• REQUEST: Without the images, print all the entries below exactly as given.

○ ○ ○ ○ ○

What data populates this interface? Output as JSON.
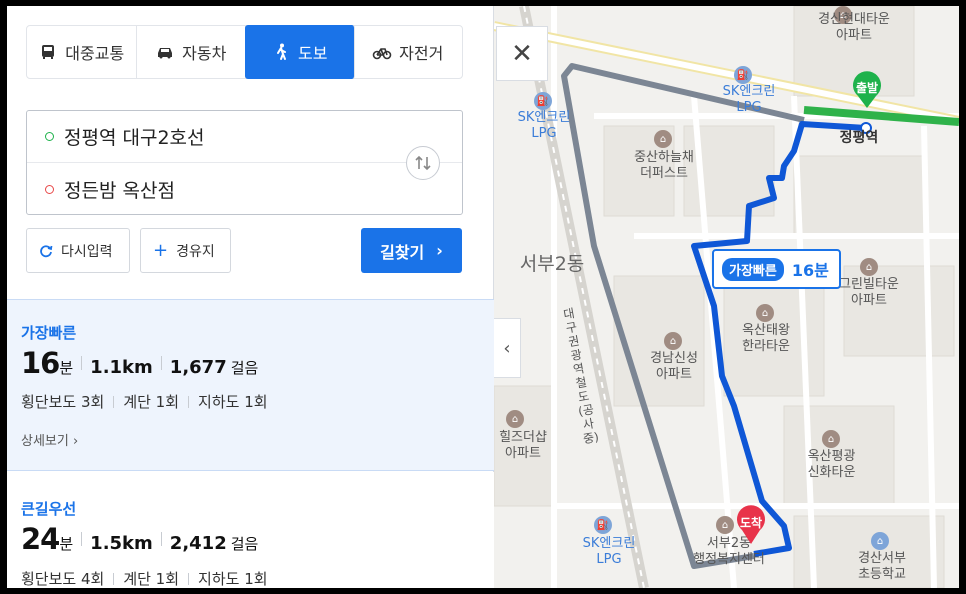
{
  "modes": [
    {
      "label": "대중교통",
      "icon": "bus-icon",
      "active": false
    },
    {
      "label": "자동차",
      "icon": "car-icon",
      "active": false
    },
    {
      "label": "도보",
      "icon": "walk-icon",
      "active": true
    },
    {
      "label": "자전거",
      "icon": "bike-icon",
      "active": false
    }
  ],
  "origin": "정평역 대구2호선",
  "destination": "정든밤 옥산점",
  "actions": {
    "reset": "다시입력",
    "waypoint": "경유지",
    "search": "길찾기"
  },
  "routes": [
    {
      "tag": "가장빠른",
      "minutes": "16",
      "minutes_unit": "분",
      "distance": "1.1km",
      "steps": "1,677",
      "steps_unit": "걸음",
      "details": [
        "횡단보도 3회",
        "계단 1회",
        "지하도 1회"
      ],
      "more": "상세보기"
    },
    {
      "tag": "큰길우선",
      "minutes": "24",
      "minutes_unit": "분",
      "distance": "1.5km",
      "steps": "2,412",
      "steps_unit": "걸음",
      "details": [
        "횡단보도 4회",
        "계단 1회",
        "지하도 1회"
      ]
    }
  ],
  "map": {
    "badge_tag": "가장빠른",
    "badge_time": "16분",
    "start_pin": "출발",
    "end_pin": "도착",
    "labels": {
      "apt1": "경산현대타운\n아파트",
      "sk1": "SK엔크린\nLPG",
      "sk2": "SK엔크린\nLPG",
      "sk3": "SK엔크린\nLPG",
      "station": "정평역",
      "hanul": "중산하늘채\n더퍼스트",
      "district": "서부2동",
      "railway": "대구권광역철도(공사중)",
      "green": "그린빌타운\n아파트",
      "oksan": "옥산태왕\n한라타운",
      "gyeongnam": "경남신성\n아파트",
      "hills": "힐즈더샵\n아파트",
      "oksanpy": "옥산평광\n신화타운",
      "welfare": "서부2동\n행정복지센터",
      "school": "경산서부\n초등학교"
    }
  },
  "colors": {
    "accent": "#1a73e8",
    "start": "#1eb24b",
    "end": "#e8334a"
  }
}
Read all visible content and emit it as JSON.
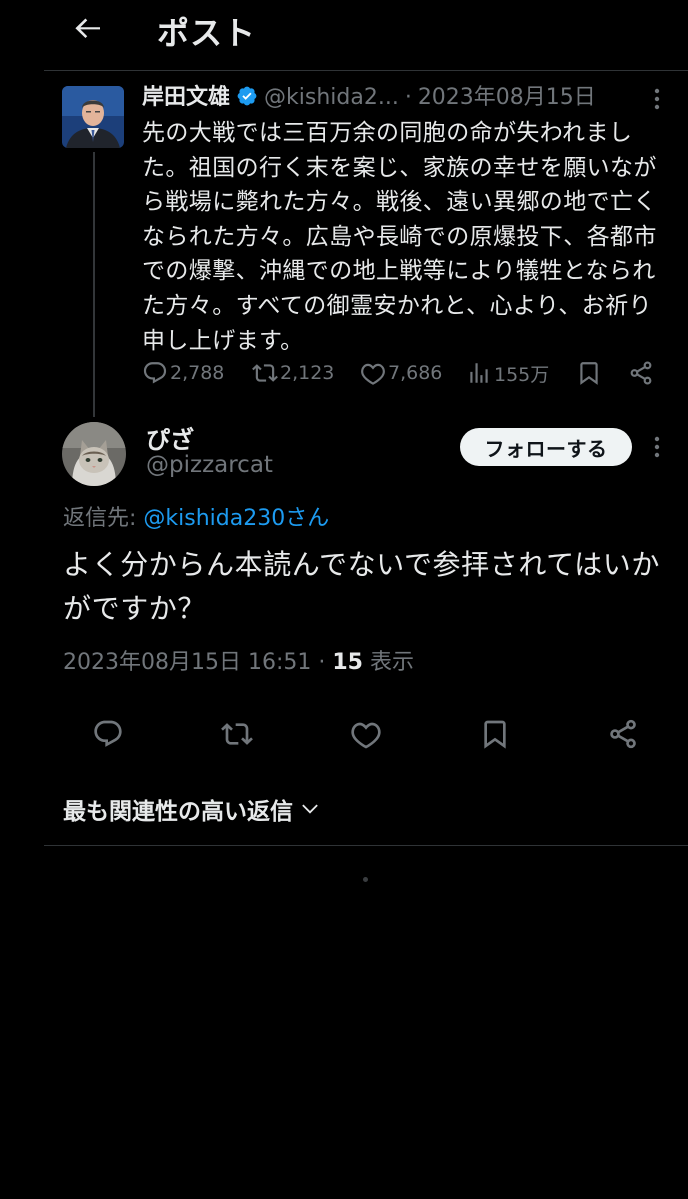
{
  "header": {
    "title": "ポスト"
  },
  "original_tweet": {
    "author_name": "岸田文雄",
    "handle": "@kishida2...",
    "separator": "·",
    "date": "2023年08月15日",
    "body": "先の大戦では三百万余の同胞の命が失われました。祖国の行く末を案じ、家族の幸せを願いながら戦場に斃れた方々。戦後、遠い異郷の地で亡くなられた方々。広島や長崎での原爆投下、各都市での爆撃、沖縄での地上戦等により犠牲となられた方々。すべての御霊安かれと、心より、お祈り申し上げます。",
    "replies": "2,788",
    "reposts": "2,123",
    "likes": "7,686",
    "views": "155万",
    "colors": {
      "verified": "#1d9bf0"
    }
  },
  "reply_tweet": {
    "author_name": "ぴざ",
    "handle": "@pizzarcat",
    "follow_label": "フォローする",
    "reply_to_label": "返信先:",
    "reply_to_link": "@kishida230さん",
    "body": "よく分からん本読んでないで参拝されてはいかがですか？",
    "timestamp": "2023年08月15日 16:51",
    "separator": "·",
    "view_count": "15",
    "view_label": "表示"
  },
  "replies_sort": {
    "label": "最も関連性の高い返信"
  },
  "icons": {
    "back": "arrow-left-icon",
    "verified": "verified-badge-icon",
    "more": "more-vertical-icon",
    "reply": "speech-bubble-icon",
    "repost": "repost-icon",
    "like": "heart-icon",
    "views": "bar-chart-icon",
    "bookmark": "bookmark-icon",
    "share": "share-icon",
    "chevron": "chevron-down-icon"
  },
  "colors": {
    "background": "#000000",
    "text": "#e7e9ea",
    "muted": "#71767b",
    "link": "#1d9bf0",
    "border": "#2f3336"
  }
}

○ ○ ○ ○ ○

• SOLUTION FOR THIS EXERCISE:
What data populates this interface? Output as JSON.
{
  "modes": [
    {
      "label": "대중교통",
      "icon": "bus-icon",
      "active": false
    },
    {
      "label": "자동차",
      "icon": "car-icon",
      "active": false
    },
    {
      "label": "도보",
      "icon": "walk-icon",
      "active": true
    },
    {
      "label": "자전거",
      "icon": "bike-icon",
      "active": false
    }
  ],
  "origin": "정평역 대구2호선",
  "destination": "정든밤 옥산점",
  "actions": {
    "reset": "다시입력",
    "waypoint": "경유지",
    "search": "길찾기"
  },
  "routes": [
    {
      "tag": "가장빠른",
      "minutes": "16",
      "minutes_unit": "분",
      "distance": "1.1km",
      "steps": "1,677",
      "steps_unit": "걸음",
      "details": [
        "횡단보도 3회",
        "계단 1회",
        "지하도 1회"
      ],
      "more": "상세보기"
    },
    {
      "tag": "큰길우선",
      "minutes": "24",
      "minutes_unit": "분",
      "distance": "1.5km",
      "steps": "2,412",
      "steps_unit": "걸음",
      "details": [
        "횡단보도 4회",
        "계단 1회",
        "지하도 1회"
      ]
    }
  ],
  "map": {
    "badge_tag": "가장빠른",
    "badge_time": "16분",
    "start_pin": "출발",
    "end_pin": "도착",
    "labels": {
      "apt1": "경산현대타운\n아파트",
      "sk1": "SK엔크린\nLPG",
      "sk2": "SK엔크린\nLPG",
      "sk3": "SK엔크린\nLPG",
      "station": "정평역",
      "hanul": "중산하늘채\n더퍼스트",
      "district": "서부2동",
      "railway": "대구권광역철도(공사중)",
      "green": "그린빌타운\n아파트",
      "oksan": "옥산태왕\n한라타운",
      "gyeongnam": "경남신성\n아파트",
      "hills": "힐즈더샵\n아파트",
      "oksanpy": "옥산평광\n신화타운",
      "welfare": "서부2동\n행정복지센터",
      "school": "경산서부\n초등학교"
    }
  },
  "colors": {
    "accent": "#1a73e8",
    "start": "#1eb24b",
    "end": "#e8334a"
  }
}
Read all visible content and emit it as JSON.
{
  "header": {
    "title": "ポスト"
  },
  "original_tweet": {
    "author_name": "岸田文雄",
    "handle": "@kishida2...",
    "separator": "·",
    "date": "2023年08月15日",
    "body": "先の大戦では三百万余の同胞の命が失われました。祖国の行く末を案じ、家族の幸せを願いながら戦場に斃れた方々。戦後、遠い異郷の地で亡くなられた方々。広島や長崎での原爆投下、各都市での爆撃、沖縄での地上戦等により犠牲となられた方々。すべての御霊安かれと、心より、お祈り申し上げます。",
    "replies": "2,788",
    "reposts": "2,123",
    "likes": "7,686",
    "views": "155万",
    "colors": {
      "verified": "#1d9bf0"
    }
  },
  "reply_tweet": {
    "author_name": "ぴざ",
    "handle": "@pizzarcat",
    "follow_label": "フォローする",
    "reply_to_label": "返信先:",
    "reply_to_link": "@kishida230さん",
    "body": "よく分からん本読んでないで参拝されてはいかがですか？",
    "timestamp": "2023年08月15日 16:51",
    "separator": "·",
    "view_count": "15",
    "view_label": "表示"
  },
  "replies_sort": {
    "label": "最も関連性の高い返信"
  },
  "icons": {
    "back": "arrow-left-icon",
    "verified": "verified-badge-icon",
    "more": "more-vertical-icon",
    "reply": "speech-bubble-icon",
    "repost": "repost-icon",
    "like": "heart-icon",
    "views": "bar-chart-icon",
    "bookmark": "bookmark-icon",
    "share": "share-icon",
    "chevron": "chevron-down-icon"
  },
  "colors": {
    "background": "#000000",
    "text": "#e7e9ea",
    "muted": "#71767b",
    "link": "#1d9bf0",
    "border": "#2f3336"
  }
}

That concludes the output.